**The task**
Give the number of lines holding the string "Stop", and nothing else.
-- Start --
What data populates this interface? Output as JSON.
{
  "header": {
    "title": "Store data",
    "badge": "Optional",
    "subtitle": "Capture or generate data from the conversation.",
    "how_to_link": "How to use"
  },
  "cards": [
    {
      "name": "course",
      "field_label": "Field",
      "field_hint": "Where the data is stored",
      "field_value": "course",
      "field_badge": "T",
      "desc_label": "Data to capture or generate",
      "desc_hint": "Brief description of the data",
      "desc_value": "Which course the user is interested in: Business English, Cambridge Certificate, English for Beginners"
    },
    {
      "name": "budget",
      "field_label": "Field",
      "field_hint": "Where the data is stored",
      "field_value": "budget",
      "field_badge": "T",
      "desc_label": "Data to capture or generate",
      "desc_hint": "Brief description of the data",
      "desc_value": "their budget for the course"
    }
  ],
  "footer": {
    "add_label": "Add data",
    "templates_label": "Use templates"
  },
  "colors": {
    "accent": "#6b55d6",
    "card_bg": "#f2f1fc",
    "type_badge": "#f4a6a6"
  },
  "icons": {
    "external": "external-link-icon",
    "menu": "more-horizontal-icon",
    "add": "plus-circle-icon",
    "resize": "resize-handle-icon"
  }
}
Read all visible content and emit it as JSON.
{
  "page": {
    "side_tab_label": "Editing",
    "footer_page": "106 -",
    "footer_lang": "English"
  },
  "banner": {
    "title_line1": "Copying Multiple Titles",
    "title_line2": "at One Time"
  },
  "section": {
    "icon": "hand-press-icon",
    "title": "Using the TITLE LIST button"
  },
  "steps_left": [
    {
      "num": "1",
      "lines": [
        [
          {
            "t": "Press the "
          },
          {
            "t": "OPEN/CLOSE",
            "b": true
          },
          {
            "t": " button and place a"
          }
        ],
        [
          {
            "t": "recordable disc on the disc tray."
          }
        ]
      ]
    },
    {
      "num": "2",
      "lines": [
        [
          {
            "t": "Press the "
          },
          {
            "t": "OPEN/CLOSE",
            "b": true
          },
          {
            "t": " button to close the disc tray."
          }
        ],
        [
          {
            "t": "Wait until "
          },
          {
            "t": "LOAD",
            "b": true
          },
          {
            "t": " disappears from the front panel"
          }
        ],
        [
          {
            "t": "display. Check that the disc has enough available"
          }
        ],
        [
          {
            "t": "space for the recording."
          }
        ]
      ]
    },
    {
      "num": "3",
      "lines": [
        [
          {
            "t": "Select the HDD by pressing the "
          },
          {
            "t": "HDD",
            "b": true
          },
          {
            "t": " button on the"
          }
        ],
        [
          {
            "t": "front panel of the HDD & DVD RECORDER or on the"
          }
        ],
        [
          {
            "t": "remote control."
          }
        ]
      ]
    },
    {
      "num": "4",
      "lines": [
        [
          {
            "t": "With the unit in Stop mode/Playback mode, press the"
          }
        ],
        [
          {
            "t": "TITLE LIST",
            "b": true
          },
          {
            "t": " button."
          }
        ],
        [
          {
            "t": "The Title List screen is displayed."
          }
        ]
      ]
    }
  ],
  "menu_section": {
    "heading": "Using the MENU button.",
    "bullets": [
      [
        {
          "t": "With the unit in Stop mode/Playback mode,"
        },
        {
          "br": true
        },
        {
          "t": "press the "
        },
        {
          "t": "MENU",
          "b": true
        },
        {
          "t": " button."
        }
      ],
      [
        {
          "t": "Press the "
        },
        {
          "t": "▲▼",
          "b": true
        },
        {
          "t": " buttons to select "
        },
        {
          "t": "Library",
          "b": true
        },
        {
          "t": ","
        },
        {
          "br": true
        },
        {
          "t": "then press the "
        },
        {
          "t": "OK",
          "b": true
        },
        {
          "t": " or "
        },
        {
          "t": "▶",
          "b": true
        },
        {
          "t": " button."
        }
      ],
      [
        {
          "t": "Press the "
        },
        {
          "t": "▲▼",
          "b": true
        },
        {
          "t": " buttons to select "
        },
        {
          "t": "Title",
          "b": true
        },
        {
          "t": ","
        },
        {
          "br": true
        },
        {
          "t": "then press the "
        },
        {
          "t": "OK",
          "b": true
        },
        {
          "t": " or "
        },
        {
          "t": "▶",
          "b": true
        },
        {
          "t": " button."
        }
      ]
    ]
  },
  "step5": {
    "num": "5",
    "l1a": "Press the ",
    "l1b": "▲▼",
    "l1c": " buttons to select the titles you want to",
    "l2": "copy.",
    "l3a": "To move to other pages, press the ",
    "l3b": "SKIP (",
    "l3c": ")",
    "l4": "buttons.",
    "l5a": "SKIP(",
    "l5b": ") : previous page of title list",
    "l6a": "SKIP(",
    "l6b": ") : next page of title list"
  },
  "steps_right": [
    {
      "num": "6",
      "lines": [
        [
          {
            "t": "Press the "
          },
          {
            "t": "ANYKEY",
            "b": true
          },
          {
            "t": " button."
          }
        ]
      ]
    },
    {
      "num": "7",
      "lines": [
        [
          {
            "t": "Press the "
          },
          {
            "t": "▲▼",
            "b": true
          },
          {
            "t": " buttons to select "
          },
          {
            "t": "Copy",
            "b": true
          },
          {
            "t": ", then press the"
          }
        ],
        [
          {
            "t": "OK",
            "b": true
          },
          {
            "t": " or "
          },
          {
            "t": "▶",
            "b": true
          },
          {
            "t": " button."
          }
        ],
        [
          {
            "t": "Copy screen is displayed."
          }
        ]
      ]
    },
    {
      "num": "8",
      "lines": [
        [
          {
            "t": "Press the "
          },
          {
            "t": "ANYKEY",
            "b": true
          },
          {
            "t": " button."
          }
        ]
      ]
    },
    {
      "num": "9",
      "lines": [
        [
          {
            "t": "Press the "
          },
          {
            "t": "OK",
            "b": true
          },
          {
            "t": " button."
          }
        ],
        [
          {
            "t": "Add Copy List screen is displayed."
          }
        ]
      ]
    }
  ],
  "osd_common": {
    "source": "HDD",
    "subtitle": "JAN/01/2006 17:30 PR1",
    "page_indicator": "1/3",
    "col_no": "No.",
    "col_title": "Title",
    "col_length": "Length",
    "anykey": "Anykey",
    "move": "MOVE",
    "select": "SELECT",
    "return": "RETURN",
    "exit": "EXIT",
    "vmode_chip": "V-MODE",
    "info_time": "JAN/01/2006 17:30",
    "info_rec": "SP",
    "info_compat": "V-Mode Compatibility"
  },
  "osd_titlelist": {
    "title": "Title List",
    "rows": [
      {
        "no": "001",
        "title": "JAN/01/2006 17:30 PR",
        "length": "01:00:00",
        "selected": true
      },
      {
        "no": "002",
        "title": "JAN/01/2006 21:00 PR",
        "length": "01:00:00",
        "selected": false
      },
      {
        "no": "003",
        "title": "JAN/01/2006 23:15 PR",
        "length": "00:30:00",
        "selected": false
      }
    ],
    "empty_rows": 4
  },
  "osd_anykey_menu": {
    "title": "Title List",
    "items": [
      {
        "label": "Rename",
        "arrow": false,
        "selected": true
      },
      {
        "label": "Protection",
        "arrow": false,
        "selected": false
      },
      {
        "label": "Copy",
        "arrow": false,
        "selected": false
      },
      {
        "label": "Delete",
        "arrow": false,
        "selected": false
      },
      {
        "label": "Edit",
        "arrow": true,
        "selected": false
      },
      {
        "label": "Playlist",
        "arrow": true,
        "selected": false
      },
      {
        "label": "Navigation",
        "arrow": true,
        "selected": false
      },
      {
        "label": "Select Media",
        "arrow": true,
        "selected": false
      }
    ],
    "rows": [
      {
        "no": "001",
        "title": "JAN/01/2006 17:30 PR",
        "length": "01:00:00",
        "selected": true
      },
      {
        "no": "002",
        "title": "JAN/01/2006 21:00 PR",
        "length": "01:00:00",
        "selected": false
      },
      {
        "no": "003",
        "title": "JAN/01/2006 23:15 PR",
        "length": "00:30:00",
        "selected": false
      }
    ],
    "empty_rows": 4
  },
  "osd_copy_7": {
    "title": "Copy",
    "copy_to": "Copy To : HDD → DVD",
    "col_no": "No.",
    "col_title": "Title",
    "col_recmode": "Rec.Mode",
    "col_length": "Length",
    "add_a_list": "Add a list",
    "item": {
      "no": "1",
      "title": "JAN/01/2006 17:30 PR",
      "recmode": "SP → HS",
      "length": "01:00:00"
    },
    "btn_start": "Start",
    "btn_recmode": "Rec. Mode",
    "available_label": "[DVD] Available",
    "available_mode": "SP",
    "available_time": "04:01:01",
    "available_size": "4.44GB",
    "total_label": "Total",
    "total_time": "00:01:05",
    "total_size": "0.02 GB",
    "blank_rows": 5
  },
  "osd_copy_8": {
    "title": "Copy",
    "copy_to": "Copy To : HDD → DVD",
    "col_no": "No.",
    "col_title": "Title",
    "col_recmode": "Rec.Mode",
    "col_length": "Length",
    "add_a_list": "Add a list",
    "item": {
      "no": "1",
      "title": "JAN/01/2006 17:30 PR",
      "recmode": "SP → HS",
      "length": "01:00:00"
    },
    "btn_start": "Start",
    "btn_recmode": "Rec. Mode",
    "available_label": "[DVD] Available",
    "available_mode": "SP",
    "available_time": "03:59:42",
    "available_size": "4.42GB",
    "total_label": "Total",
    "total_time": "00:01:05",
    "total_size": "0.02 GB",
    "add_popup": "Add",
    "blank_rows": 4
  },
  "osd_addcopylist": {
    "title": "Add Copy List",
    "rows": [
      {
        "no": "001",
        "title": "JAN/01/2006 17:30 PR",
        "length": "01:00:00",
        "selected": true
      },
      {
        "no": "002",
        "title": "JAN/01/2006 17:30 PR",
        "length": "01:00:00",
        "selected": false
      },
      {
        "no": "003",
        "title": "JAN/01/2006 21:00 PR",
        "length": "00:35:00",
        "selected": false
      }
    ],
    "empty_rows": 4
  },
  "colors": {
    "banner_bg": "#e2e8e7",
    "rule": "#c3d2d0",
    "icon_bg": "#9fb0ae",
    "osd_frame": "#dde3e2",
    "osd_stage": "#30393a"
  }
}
-- End --
**Problem solution**
2